[Recorded data]
::::

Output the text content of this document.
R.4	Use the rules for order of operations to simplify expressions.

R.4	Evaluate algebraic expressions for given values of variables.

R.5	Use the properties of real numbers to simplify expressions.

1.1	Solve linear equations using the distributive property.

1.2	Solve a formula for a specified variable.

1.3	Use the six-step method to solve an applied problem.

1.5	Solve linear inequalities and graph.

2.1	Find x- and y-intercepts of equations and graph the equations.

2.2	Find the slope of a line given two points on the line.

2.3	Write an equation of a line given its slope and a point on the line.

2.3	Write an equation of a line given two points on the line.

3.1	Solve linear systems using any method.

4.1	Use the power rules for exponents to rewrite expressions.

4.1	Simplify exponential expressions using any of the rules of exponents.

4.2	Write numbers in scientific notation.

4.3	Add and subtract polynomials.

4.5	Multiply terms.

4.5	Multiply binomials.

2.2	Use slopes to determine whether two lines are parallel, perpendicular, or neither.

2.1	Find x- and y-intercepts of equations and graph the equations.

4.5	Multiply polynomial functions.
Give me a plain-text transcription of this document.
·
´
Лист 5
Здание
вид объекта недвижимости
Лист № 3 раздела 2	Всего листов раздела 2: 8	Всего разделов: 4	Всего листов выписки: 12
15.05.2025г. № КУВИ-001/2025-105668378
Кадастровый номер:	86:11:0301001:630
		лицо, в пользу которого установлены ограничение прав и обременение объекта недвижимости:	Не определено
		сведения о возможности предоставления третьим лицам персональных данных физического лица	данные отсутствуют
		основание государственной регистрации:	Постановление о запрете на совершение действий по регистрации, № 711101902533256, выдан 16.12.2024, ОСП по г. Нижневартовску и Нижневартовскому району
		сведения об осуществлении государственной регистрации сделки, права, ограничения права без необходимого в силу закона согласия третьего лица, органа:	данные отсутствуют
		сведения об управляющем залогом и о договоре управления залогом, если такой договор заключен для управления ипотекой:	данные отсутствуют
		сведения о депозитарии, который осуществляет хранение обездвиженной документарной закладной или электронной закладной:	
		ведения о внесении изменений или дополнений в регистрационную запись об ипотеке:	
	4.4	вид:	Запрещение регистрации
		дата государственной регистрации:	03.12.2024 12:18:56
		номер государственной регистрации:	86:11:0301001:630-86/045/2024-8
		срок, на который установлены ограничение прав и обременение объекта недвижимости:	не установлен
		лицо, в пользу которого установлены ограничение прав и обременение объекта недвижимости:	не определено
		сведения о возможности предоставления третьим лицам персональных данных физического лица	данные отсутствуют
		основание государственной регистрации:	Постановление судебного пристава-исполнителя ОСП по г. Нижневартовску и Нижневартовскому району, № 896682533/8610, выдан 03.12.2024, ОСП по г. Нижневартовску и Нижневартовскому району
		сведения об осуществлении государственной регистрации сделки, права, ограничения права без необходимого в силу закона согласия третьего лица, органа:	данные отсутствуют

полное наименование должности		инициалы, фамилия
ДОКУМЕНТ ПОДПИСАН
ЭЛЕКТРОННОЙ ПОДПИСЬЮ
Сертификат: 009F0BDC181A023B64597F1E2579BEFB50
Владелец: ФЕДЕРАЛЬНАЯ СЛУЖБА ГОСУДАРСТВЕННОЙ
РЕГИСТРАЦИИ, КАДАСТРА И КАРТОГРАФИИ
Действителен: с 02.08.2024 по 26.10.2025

::::

**What the task requires:** Where a line in the entries holds "установлены", copy that line.

**Reply to the exercise:**
		лицо, в пользу которого установлены ограничение прав и обременение объекта недвижимости:	Не определено
		срок, на который установлены ограничение прав и обременение объекта недвижимости:	не установлен
		лицо, в пользу которого установлены ограничение прав и обременение объекта недвижимости:	не определено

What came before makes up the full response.